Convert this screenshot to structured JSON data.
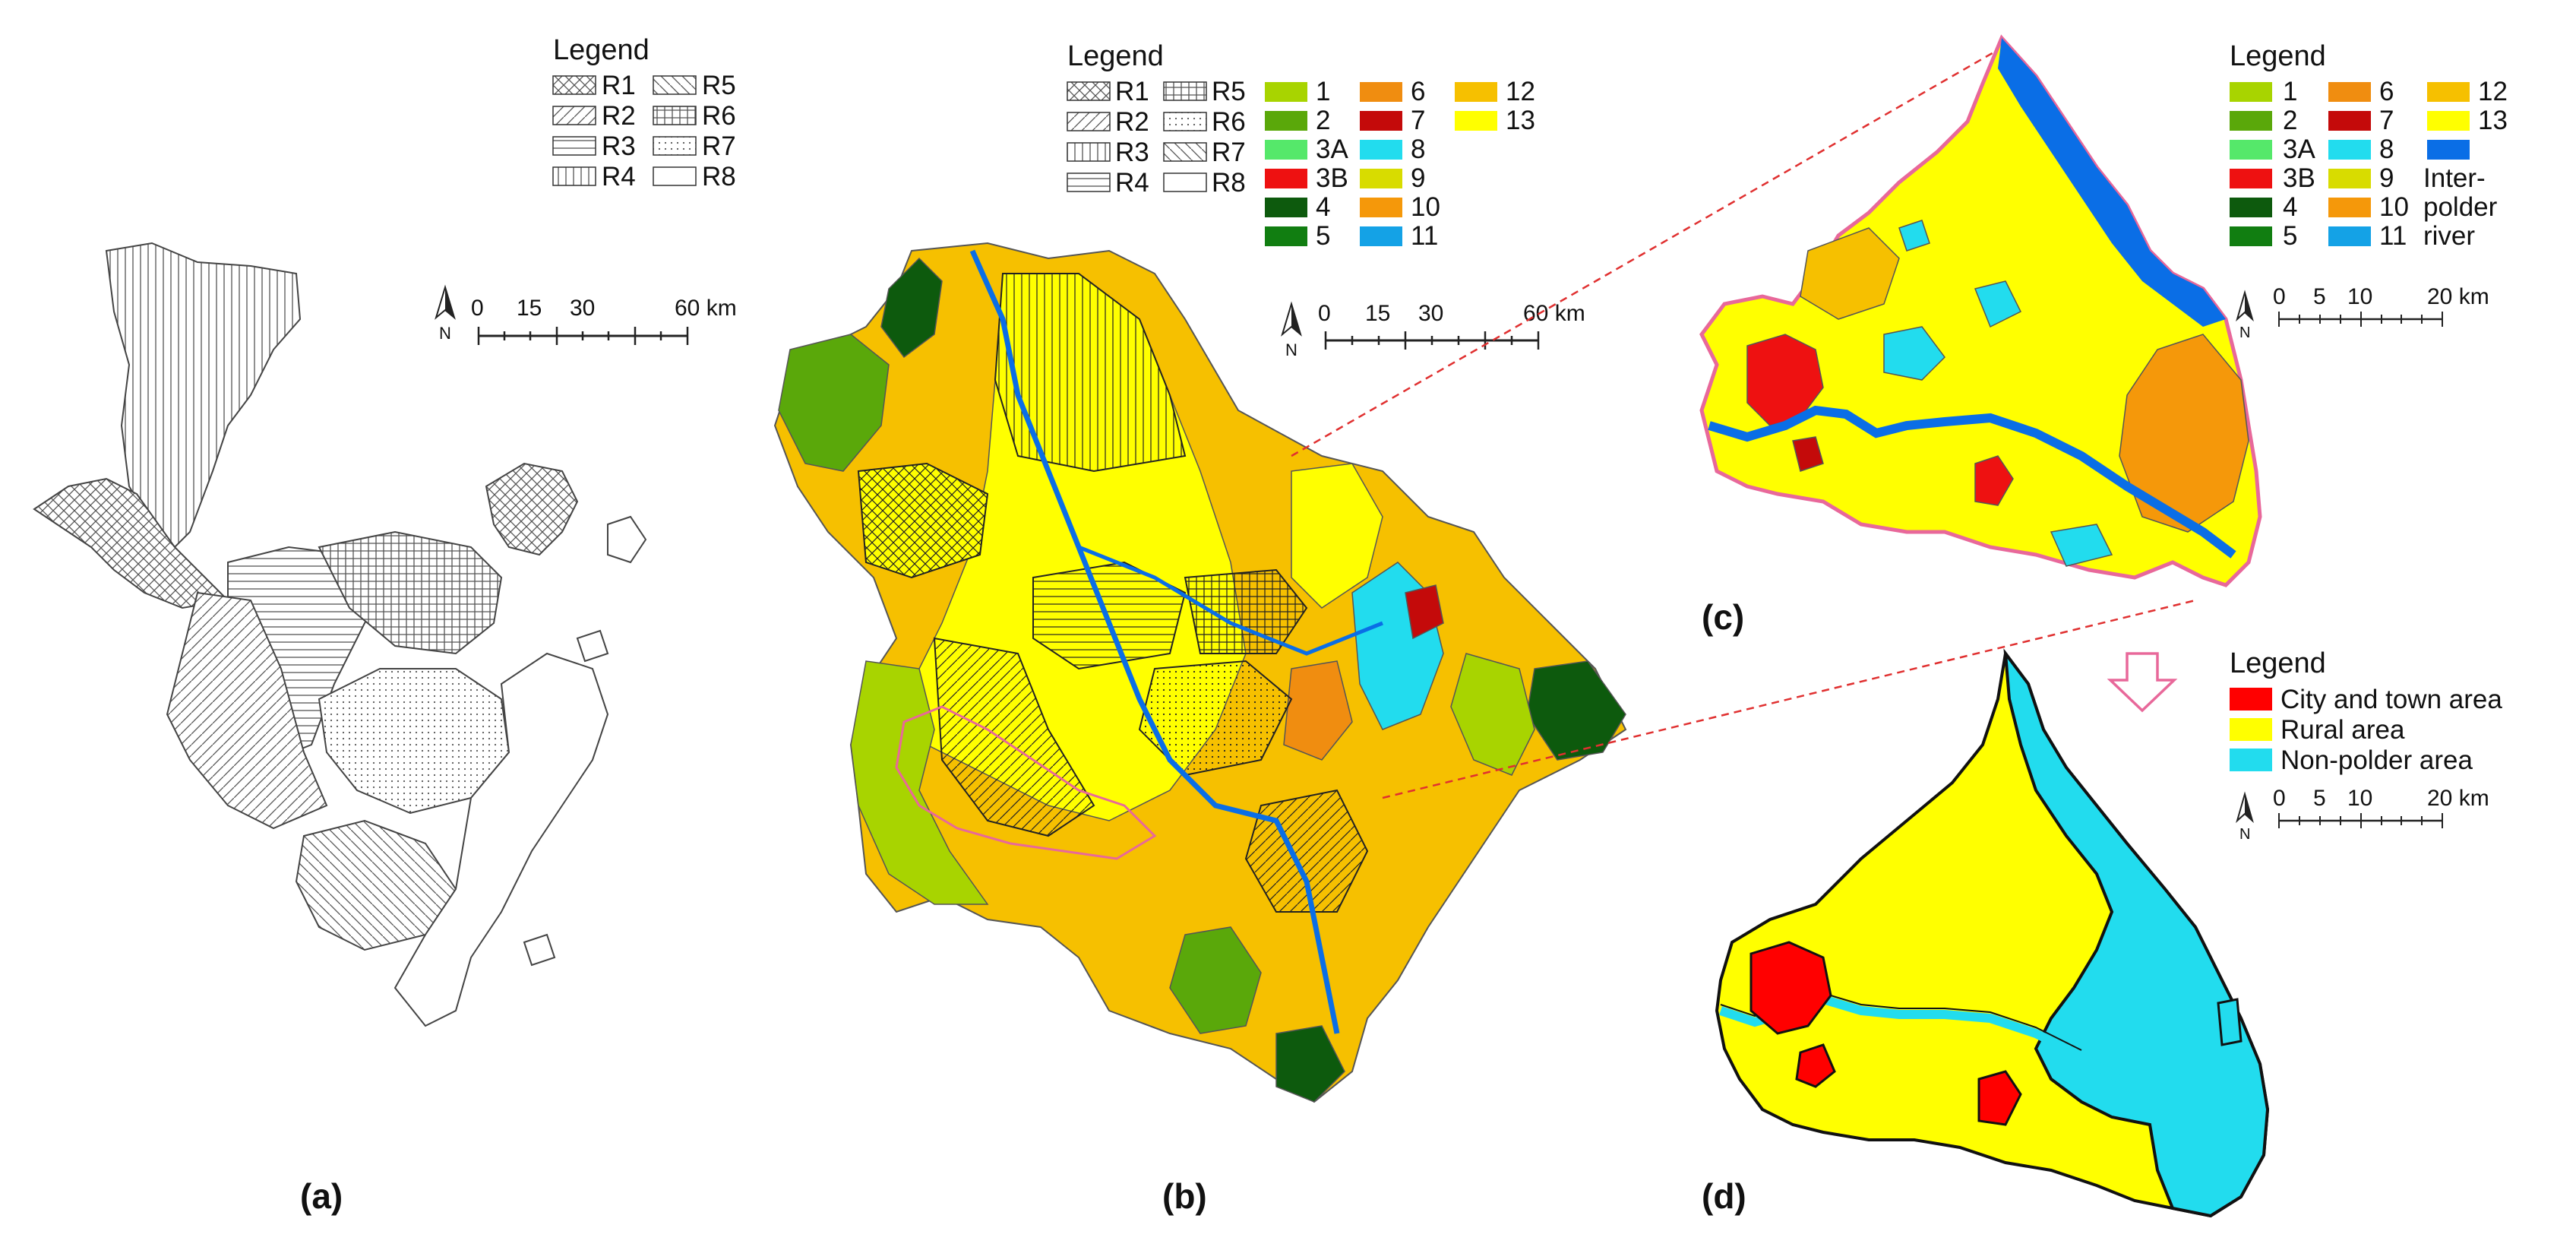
{
  "panels": [
    {
      "id": "a",
      "label": "(a)"
    },
    {
      "id": "b",
      "label": "(b)"
    },
    {
      "id": "c",
      "label": "(c)"
    },
    {
      "id": "d",
      "label": "(d)"
    }
  ],
  "legend_title": "Legend",
  "regions": [
    "R1",
    "R2",
    "R3",
    "R4",
    "R5",
    "R6",
    "R7",
    "R8"
  ],
  "regions_b": [
    "R1",
    "R2",
    "R3",
    "R4",
    "R5",
    "R6",
    "R7",
    "R8"
  ],
  "classes": [
    {
      "code": "1",
      "color": "#a8d400"
    },
    {
      "code": "2",
      "color": "#5aa80a"
    },
    {
      "code": "3A",
      "color": "#55e86a"
    },
    {
      "code": "3B",
      "color": "#ee1111"
    },
    {
      "code": "4",
      "color": "#0d5a0d"
    },
    {
      "code": "5",
      "color": "#117e11"
    },
    {
      "code": "6",
      "color": "#f08d10"
    },
    {
      "code": "7",
      "color": "#c40a0a"
    },
    {
      "code": "8",
      "color": "#22dcee"
    },
    {
      "code": "9",
      "color": "#d8dc00"
    },
    {
      "code": "10",
      "color": "#f5980a"
    },
    {
      "code": "11",
      "color": "#14a2e6"
    },
    {
      "code": "12",
      "color": "#f6c000"
    },
    {
      "code": "13",
      "color": "#ffff00"
    }
  ],
  "c_extra": {
    "color": "#0a6ee6",
    "label_lines": [
      "Inter-",
      "polder",
      "river"
    ]
  },
  "legend_d": [
    {
      "label": "City and town area",
      "color": "#ff0000"
    },
    {
      "label": "Rural area",
      "color": "#ffff00"
    },
    {
      "label": "Non-polder area",
      "color": "#22dcee"
    }
  ],
  "scale_a": {
    "ticks": [
      "0",
      "15",
      "30",
      "60 km"
    ]
  },
  "scale_b": {
    "ticks": [
      "0",
      "15",
      "30",
      "60 km"
    ]
  },
  "scale_c": {
    "ticks": [
      "0",
      "5",
      "10",
      "20 km"
    ]
  },
  "scale_d": {
    "ticks": [
      "0",
      "5",
      "10",
      "20 km"
    ]
  },
  "north": "N"
}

________________________________________

Write out the listing above again, exactly, but with no pictures in the copy.

Convert this screenshot to structured JSON data.
{
  "panels": [
    {
      "id": "a",
      "label": "(a)"
    },
    {
      "id": "b",
      "label": "(b)"
    },
    {
      "id": "c",
      "label": "(c)"
    },
    {
      "id": "d",
      "label": "(d)"
    }
  ],
  "legend_title": "Legend",
  "regions": [
    "R1",
    "R2",
    "R3",
    "R4",
    "R5",
    "R6",
    "R7",
    "R8"
  ],
  "regions_b": [
    "R1",
    "R2",
    "R3",
    "R4",
    "R5",
    "R6",
    "R7",
    "R8"
  ],
  "classes": [
    {
      "code": "1",
      "color": "#a8d400"
    },
    {
      "code": "2",
      "color": "#5aa80a"
    },
    {
      "code": "3A",
      "color": "#55e86a"
    },
    {
      "code": "3B",
      "color": "#ee1111"
    },
    {
      "code": "4",
      "color": "#0d5a0d"
    },
    {
      "code": "5",
      "color": "#117e11"
    },
    {
      "code": "6",
      "color": "#f08d10"
    },
    {
      "code": "7",
      "color": "#c40a0a"
    },
    {
      "code": "8",
      "color": "#22dcee"
    },
    {
      "code": "9",
      "color": "#d8dc00"
    },
    {
      "code": "10",
      "color": "#f5980a"
    },
    {
      "code": "11",
      "color": "#14a2e6"
    },
    {
      "code": "12",
      "color": "#f6c000"
    },
    {
      "code": "13",
      "color": "#ffff00"
    }
  ],
  "c_extra": {
    "color": "#0a6ee6",
    "label_lines": [
      "Inter-",
      "polder",
      "river"
    ]
  },
  "legend_d": [
    {
      "label": "City and town area",
      "color": "#ff0000"
    },
    {
      "label": "Rural area",
      "color": "#ffff00"
    },
    {
      "label": "Non-polder area",
      "color": "#22dcee"
    }
  ],
  "scale_a": {
    "ticks": [
      "0",
      "15",
      "30",
      "60 km"
    ]
  },
  "scale_b": {
    "ticks": [
      "0",
      "15",
      "30",
      "60 km"
    ]
  },
  "scale_c": {
    "ticks": [
      "0",
      "5",
      "10",
      "20 km"
    ]
  },
  "scale_d": {
    "ticks": [
      "0",
      "5",
      "10",
      "20 km"
    ]
  },
  "north": "N"
}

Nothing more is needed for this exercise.